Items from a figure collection

_ _ _ _ _ _ _

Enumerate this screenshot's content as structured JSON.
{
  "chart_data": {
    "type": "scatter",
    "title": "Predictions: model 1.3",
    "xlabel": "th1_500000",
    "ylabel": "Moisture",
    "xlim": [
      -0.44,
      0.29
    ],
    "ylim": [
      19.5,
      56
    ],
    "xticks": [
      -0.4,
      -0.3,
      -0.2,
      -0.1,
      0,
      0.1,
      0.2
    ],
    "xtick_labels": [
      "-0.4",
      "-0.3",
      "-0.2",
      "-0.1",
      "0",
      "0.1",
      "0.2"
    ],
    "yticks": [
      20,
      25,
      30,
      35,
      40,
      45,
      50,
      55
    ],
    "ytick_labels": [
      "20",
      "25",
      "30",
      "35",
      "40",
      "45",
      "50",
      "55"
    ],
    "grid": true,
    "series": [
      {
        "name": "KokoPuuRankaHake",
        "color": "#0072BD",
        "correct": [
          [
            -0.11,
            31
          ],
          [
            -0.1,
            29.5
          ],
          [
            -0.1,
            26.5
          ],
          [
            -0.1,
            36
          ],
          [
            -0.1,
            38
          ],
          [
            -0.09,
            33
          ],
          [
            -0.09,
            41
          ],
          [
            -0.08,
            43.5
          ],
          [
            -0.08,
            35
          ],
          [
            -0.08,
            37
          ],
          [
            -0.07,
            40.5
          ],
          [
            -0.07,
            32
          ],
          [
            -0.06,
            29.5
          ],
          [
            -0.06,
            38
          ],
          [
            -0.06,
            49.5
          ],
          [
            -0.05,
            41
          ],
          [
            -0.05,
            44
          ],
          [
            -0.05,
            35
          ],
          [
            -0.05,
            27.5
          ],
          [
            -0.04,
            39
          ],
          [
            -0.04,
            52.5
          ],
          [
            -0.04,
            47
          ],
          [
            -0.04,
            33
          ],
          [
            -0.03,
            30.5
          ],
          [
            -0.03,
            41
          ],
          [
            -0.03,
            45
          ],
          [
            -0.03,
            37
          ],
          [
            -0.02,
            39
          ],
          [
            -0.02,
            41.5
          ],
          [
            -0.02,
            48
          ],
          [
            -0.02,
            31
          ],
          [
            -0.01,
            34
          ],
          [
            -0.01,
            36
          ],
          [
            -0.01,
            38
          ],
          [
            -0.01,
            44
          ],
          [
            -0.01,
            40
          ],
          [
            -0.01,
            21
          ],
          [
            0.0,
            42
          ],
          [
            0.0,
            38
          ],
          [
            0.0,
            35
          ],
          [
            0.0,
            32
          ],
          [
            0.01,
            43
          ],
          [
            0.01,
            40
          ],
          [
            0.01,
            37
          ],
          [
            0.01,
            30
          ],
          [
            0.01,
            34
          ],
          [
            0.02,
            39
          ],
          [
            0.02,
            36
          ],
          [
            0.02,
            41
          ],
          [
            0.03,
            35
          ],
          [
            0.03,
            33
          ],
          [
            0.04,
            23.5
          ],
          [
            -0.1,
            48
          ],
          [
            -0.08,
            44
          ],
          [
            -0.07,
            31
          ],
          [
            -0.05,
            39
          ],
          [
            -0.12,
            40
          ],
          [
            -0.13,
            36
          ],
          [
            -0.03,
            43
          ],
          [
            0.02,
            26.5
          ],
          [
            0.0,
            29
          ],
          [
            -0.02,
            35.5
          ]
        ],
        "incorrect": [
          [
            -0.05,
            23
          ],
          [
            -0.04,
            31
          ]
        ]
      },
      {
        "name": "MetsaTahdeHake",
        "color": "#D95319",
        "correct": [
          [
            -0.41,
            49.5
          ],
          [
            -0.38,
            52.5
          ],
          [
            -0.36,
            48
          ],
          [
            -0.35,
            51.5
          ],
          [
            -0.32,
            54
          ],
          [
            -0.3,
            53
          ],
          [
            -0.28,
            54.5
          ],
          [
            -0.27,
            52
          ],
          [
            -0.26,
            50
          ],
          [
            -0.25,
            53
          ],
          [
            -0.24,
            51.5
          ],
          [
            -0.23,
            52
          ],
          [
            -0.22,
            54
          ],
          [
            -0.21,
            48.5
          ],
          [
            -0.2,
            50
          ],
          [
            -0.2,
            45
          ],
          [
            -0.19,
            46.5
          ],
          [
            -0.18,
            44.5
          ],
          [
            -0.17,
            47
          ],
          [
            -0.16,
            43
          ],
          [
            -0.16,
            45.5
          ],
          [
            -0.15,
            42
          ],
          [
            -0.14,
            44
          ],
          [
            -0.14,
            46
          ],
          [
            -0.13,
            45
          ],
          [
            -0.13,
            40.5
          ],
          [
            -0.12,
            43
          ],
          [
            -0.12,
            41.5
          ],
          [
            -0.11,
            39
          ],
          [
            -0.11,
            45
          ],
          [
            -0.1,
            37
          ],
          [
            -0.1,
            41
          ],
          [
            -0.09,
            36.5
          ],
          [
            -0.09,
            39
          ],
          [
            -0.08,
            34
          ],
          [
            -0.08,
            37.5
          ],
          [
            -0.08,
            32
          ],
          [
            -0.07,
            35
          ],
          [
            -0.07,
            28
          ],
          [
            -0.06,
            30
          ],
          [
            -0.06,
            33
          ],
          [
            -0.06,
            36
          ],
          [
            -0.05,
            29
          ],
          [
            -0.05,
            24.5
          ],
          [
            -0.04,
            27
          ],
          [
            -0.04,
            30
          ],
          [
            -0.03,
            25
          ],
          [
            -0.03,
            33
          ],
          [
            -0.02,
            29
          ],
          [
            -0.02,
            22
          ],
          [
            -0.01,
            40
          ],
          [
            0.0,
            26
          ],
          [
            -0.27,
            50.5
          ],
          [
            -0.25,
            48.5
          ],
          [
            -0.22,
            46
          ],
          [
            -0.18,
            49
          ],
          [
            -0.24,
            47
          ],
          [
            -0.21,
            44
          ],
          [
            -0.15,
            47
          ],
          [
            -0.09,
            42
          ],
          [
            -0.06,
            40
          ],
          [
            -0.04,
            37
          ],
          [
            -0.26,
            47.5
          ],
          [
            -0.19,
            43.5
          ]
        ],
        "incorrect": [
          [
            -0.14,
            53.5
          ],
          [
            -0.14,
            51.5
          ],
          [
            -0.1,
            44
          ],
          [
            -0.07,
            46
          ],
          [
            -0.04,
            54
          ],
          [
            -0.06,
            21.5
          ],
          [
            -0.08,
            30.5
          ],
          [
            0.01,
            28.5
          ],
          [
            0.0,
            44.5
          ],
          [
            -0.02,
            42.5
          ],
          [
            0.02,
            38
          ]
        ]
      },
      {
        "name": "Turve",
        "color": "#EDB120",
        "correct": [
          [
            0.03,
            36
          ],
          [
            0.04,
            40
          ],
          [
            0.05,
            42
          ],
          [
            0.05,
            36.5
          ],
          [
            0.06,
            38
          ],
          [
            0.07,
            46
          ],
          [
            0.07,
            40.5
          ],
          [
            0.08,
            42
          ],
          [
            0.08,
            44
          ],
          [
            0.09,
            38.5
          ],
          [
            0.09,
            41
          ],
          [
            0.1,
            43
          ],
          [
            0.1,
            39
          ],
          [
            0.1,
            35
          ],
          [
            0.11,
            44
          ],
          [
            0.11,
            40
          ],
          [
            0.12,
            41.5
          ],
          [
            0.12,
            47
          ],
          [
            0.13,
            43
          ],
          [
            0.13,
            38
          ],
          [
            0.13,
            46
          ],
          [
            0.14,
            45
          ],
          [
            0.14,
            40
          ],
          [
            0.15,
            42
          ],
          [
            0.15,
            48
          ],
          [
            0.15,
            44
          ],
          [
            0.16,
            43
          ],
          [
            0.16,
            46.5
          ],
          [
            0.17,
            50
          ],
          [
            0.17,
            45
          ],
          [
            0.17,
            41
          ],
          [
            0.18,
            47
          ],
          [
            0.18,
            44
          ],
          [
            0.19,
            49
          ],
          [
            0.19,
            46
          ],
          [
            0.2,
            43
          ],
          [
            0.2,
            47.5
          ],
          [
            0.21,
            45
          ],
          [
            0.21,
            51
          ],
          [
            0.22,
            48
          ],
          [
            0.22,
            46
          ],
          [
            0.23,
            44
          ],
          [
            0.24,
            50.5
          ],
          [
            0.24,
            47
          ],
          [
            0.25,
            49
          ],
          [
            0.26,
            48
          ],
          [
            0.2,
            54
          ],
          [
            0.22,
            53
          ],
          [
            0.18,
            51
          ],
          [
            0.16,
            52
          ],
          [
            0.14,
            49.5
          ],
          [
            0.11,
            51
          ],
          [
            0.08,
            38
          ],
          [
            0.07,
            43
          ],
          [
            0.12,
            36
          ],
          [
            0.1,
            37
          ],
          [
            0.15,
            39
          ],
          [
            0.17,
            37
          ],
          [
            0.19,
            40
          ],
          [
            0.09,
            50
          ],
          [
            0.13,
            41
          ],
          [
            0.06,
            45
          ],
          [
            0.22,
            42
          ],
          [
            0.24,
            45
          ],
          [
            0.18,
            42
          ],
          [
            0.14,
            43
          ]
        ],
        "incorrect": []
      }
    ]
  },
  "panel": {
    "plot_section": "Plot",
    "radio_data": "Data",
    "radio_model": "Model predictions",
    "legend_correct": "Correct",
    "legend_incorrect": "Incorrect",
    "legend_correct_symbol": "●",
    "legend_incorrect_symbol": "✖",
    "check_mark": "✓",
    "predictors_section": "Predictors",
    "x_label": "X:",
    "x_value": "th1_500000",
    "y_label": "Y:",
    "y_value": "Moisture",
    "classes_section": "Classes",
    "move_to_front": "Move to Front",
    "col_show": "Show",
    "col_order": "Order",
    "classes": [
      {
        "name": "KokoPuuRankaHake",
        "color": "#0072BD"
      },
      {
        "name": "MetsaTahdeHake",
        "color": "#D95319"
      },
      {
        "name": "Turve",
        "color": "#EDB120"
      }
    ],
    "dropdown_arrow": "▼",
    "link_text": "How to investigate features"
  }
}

_ _ _ _ _ _ _

### OBJECTIVE
From the material above, gather all lines that include the string "color" and copy them.

### SOLUTION TO THE PROBLEM
        "color": "#0072BD",
        "color": "#D95319",
        "color": "#EDB120",
        "color": "#0072BD"
        "color": "#D95319"
        "color": "#EDB120"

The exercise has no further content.